── Linhas exibidas ──

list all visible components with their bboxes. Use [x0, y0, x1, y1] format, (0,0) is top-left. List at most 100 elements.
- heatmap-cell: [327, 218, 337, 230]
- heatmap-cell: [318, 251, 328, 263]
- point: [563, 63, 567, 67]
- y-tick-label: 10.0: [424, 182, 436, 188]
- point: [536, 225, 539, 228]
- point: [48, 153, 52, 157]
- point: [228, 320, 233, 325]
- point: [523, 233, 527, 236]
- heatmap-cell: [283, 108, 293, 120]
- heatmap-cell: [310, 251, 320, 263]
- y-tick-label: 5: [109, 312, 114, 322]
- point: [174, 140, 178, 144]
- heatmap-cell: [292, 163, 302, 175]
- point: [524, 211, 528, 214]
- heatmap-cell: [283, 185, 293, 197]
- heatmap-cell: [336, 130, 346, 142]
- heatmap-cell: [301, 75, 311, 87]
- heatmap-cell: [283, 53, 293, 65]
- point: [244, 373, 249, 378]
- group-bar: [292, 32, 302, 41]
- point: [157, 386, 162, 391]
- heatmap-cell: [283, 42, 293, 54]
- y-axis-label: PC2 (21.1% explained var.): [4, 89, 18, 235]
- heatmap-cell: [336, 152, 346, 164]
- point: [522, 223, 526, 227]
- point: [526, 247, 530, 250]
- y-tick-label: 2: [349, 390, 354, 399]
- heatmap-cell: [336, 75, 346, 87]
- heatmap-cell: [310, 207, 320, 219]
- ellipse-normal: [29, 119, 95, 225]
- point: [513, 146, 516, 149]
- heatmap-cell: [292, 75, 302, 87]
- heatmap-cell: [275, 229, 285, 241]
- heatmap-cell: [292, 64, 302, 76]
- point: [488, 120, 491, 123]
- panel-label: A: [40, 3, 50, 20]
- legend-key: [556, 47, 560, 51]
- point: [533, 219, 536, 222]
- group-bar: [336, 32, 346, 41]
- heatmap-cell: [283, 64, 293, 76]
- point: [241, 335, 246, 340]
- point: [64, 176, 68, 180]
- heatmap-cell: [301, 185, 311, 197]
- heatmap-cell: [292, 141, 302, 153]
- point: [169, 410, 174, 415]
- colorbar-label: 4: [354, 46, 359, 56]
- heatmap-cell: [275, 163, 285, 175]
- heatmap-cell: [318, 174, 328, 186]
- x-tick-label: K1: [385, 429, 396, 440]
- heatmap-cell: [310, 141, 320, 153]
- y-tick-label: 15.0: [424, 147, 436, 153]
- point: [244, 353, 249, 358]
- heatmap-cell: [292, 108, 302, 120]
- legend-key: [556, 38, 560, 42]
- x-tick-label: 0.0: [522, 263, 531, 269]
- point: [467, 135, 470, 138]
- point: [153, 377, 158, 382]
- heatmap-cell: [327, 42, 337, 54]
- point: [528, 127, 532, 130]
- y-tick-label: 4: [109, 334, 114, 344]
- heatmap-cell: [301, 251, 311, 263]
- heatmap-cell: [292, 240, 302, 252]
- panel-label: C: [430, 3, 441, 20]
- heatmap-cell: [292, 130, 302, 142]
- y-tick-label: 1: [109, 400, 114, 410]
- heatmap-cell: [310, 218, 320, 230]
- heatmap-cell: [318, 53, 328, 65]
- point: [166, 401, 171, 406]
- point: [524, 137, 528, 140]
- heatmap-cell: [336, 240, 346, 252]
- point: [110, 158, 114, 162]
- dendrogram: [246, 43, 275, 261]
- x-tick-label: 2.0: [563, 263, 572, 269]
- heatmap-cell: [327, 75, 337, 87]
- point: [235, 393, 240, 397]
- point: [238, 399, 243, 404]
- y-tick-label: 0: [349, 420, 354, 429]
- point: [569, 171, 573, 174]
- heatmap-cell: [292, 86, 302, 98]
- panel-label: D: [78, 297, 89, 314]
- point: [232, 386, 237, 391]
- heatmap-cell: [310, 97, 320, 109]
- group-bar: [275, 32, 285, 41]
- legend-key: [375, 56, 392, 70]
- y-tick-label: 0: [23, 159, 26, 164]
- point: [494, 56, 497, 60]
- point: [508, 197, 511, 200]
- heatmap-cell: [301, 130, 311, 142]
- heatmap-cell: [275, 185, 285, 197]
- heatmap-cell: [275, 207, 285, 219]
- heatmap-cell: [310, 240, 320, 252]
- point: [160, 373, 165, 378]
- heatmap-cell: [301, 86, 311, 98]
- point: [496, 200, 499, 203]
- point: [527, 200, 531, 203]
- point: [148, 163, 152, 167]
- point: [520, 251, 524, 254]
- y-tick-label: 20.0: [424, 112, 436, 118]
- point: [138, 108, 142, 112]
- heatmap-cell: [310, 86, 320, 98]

───

- Seu objetivo: Reproduza estas linhas palavra por palavra, sem alterar nenhum caractere.

- Resposta:
list all visible components with their bboxes. Use [x0, y0, x1, y1] format, (0,0) is top-left. List at most 100 elements.
- heatmap-cell: [327, 218, 337, 230]
- heatmap-cell: [318, 251, 328, 263]
- point: [563, 63, 567, 67]
- y-tick-label: 10.0: [424, 182, 436, 188]
- point: [536, 225, 539, 228]
- point: [48, 153, 52, 157]
- point: [228, 320, 233, 325]
- point: [523, 233, 527, 236]
- heatmap-cell: [283, 108, 293, 120]
- heatmap-cell: [310, 251, 320, 263]
- y-tick-label: 5: [109, 312, 114, 322]
- point: [174, 140, 178, 144]
- heatmap-cell: [292, 163, 302, 175]
- point: [524, 211, 528, 214]
- heatmap-cell: [283, 185, 293, 197]
- heatmap-cell: [336, 130, 346, 142]
- heatmap-cell: [301, 75, 311, 87]
- heatmap-cell: [283, 53, 293, 65]
- point: [244, 373, 249, 378]
- group-bar: [292, 32, 302, 41]
- point: [157, 386, 162, 391]
- heatmap-cell: [283, 42, 293, 54]
- y-axis-label: PC2 (21.1% explained var.): [4, 89, 18, 235]
- heatmap-cell: [336, 152, 346, 164]
- point: [522, 223, 526, 227]
- point: [526, 247, 530, 250]
- y-tick-label: 2: [349, 390, 354, 399]
- heatmap-cell: [336, 75, 346, 87]
- heatmap-cell: [310, 207, 320, 219]
- ellipse-normal: [29, 119, 95, 225]
- point: [513, 146, 516, 149]
- heatmap-cell: [292, 75, 302, 87]
- heatmap-cell: [275, 229, 285, 241]
- heatmap-cell: [292, 64, 302, 76]
- point: [488, 120, 491, 123]
- panel-label: A: [40, 3, 50, 20]
- legend-key: [556, 47, 560, 51]
- point: [533, 219, 536, 222]
- group-bar: [336, 32, 346, 41]
- heatmap-cell: [283, 64, 293, 76]
- point: [241, 335, 246, 340]
- point: [64, 176, 68, 180]
- heatmap-cell: [301, 185, 311, 197]
- heatmap-cell: [292, 141, 302, 153]
- point: [169, 410, 174, 415]
- colorbar-label: 4: [354, 46, 359, 56]
- heatmap-cell: [275, 163, 285, 175]
- heatmap-cell: [318, 174, 328, 186]
- x-tick-label: K1: [385, 429, 396, 440]
- heatmap-cell: [310, 141, 320, 153]
- y-tick-label: 15.0: [424, 147, 436, 153]
- point: [244, 353, 249, 358]
- heatmap-cell: [292, 108, 302, 120]
- legend-key: [556, 38, 560, 42]
- x-tick-label: 0.0: [522, 263, 531, 269]
- point: [467, 135, 470, 138]
- point: [153, 377, 158, 382]
- heatmap-cell: [327, 42, 337, 54]
- point: [528, 127, 532, 130]
- y-tick-label: 4: [109, 334, 114, 344]
- heatmap-cell: [301, 251, 311, 263]
- heatmap-cell: [292, 240, 302, 252]
- panel-label: C: [430, 3, 441, 20]
- heatmap-cell: [292, 130, 302, 142]
- y-tick-label: 1: [109, 400, 114, 410]
- heatmap-cell: [310, 218, 320, 230]
- heatmap-cell: [318, 53, 328, 65]
- point: [166, 401, 171, 406]
- point: [524, 137, 528, 140]
- heatmap-cell: [336, 240, 346, 252]
- point: [110, 158, 114, 162]
- dendrogram: [246, 43, 275, 261]
- x-tick-label: 2.0: [563, 263, 572, 269]
- heatmap-cell: [327, 75, 337, 87]
- point: [235, 393, 240, 397]
- point: [238, 399, 243, 404]
- y-tick-label: 0: [349, 420, 354, 429]
- point: [569, 171, 573, 174]
- heatmap-cell: [292, 86, 302, 98]
- panel-label: D: [78, 297, 89, 314]
- point: [232, 386, 237, 391]
- heatmap-cell: [310, 97, 320, 109]
- group-bar: [275, 32, 285, 41]
- legend-key: [375, 56, 392, 70]
- y-tick-label: 0: [23, 159, 26, 164]
- point: [494, 56, 497, 60]
- point: [508, 197, 511, 200]
- heatmap-cell: [301, 130, 311, 142]
- heatmap-cell: [275, 185, 285, 197]
- heatmap-cell: [275, 207, 285, 219]
- heatmap-cell: [310, 240, 320, 252]
- point: [160, 373, 165, 378]
- heatmap-cell: [301, 86, 311, 98]
- point: [496, 200, 499, 203]
- point: [527, 200, 531, 203]
- point: [148, 163, 152, 167]
- point: [520, 251, 524, 254]
- y-tick-label: 20.0: [424, 112, 436, 118]
- point: [138, 108, 142, 112]
- heatmap-cell: [310, 86, 320, 98]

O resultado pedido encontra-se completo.